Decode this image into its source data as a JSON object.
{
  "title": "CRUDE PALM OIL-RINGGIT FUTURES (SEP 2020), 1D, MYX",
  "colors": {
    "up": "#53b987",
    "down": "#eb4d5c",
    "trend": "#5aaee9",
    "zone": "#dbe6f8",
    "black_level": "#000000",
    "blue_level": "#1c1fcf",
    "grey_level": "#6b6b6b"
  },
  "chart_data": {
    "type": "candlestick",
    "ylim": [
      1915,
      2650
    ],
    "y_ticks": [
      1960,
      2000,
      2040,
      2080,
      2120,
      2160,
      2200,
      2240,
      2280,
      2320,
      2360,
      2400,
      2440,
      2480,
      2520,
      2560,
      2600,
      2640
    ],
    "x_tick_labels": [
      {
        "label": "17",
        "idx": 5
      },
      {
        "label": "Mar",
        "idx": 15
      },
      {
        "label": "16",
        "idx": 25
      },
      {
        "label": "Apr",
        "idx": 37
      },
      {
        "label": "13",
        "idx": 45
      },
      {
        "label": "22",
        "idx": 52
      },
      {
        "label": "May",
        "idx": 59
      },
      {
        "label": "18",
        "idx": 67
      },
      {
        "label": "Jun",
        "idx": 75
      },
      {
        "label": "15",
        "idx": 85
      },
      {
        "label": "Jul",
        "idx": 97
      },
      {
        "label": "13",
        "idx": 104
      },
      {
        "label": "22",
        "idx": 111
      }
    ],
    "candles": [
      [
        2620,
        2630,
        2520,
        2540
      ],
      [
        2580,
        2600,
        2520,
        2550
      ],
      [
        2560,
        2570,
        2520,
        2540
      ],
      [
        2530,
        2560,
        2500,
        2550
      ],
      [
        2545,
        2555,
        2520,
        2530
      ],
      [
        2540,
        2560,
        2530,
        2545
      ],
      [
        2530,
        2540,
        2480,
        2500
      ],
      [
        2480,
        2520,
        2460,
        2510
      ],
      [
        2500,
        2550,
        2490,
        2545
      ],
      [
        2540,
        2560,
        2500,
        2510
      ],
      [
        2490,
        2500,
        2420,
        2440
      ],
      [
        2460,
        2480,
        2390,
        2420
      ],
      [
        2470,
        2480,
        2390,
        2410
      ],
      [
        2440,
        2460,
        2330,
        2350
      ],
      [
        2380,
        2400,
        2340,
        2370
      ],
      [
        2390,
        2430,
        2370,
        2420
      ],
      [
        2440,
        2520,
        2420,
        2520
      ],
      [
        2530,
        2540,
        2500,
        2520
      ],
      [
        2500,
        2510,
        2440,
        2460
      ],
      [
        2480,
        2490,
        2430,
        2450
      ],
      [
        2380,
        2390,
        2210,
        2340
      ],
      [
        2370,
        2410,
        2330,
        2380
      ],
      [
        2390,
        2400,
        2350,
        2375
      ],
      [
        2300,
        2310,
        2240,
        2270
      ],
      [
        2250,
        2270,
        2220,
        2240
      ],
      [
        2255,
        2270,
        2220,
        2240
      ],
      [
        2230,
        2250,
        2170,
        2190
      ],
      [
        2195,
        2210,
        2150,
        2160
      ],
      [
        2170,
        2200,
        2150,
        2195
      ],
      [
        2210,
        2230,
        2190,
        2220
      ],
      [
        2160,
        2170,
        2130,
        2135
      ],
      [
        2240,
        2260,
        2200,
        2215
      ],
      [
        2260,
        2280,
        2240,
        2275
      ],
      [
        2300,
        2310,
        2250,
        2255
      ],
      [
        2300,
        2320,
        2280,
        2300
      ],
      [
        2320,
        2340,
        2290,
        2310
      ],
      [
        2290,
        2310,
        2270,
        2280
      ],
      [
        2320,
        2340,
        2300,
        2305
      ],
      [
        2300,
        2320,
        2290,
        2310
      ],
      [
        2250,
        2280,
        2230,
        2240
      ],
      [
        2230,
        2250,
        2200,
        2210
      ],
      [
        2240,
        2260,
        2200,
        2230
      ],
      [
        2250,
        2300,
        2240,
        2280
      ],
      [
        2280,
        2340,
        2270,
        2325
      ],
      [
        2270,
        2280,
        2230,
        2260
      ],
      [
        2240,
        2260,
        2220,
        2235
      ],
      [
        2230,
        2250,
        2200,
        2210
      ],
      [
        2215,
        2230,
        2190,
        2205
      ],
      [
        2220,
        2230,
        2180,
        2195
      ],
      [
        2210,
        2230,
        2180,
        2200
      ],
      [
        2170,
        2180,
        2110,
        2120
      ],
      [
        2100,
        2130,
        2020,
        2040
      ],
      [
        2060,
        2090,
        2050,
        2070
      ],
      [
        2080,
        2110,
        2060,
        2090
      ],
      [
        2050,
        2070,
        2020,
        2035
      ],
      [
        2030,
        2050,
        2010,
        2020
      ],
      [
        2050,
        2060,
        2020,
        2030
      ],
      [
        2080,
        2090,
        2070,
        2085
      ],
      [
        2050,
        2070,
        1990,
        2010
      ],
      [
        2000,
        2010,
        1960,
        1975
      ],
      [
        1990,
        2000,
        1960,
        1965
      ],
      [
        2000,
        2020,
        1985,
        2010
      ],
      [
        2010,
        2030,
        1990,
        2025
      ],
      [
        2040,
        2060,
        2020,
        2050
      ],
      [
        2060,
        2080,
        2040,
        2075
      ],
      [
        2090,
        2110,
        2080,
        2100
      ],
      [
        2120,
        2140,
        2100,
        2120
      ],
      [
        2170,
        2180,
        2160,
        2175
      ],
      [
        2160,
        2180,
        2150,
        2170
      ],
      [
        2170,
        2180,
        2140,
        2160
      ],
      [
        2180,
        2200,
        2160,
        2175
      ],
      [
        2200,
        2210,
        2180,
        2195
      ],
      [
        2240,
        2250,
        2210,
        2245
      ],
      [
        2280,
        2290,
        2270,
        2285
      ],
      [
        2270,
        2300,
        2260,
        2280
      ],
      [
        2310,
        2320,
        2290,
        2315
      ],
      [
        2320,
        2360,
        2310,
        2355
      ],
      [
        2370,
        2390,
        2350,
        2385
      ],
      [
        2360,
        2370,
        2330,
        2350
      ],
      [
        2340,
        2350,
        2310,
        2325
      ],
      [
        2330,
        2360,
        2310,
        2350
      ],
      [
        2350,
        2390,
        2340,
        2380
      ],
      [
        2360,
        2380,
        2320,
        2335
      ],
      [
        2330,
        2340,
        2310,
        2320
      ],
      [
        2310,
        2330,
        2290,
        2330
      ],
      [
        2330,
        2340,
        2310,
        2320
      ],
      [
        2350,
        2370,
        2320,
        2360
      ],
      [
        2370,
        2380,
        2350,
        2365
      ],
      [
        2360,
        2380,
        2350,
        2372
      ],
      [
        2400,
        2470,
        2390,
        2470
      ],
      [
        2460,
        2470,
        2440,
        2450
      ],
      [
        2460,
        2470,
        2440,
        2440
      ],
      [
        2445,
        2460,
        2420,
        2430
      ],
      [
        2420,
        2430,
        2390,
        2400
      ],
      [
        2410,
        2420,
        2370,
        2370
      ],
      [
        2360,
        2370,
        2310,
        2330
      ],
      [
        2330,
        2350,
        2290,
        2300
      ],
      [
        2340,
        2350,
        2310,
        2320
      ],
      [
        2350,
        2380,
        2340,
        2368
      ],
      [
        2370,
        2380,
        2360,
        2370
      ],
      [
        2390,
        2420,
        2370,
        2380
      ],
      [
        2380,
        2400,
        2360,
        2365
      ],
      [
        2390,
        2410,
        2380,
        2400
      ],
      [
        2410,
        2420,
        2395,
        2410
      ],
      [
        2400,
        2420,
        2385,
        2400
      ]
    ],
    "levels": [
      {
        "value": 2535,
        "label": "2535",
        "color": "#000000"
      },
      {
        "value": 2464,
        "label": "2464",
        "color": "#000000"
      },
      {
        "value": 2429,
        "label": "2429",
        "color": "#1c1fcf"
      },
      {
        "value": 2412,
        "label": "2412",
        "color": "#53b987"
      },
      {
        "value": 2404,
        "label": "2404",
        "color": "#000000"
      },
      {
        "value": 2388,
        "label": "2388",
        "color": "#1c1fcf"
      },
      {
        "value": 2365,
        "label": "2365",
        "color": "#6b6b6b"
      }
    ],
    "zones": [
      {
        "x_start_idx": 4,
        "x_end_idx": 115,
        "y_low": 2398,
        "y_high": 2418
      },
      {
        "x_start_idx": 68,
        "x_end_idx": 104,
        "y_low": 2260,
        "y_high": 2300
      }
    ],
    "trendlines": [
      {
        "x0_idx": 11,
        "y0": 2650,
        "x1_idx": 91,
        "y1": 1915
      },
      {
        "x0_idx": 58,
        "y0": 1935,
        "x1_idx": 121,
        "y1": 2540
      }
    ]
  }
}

▶ [PROBLEM STATEMENT]: Within the listing above, find every line containing the string "value" and return it.

▶ [EXERCISE OUTPUT]:
        "value": 2535,
        "value": 2464,
        "value": 2429,
        "value": 2412,
        "value": 2404,
        "value": 2388,
        "value": 2365,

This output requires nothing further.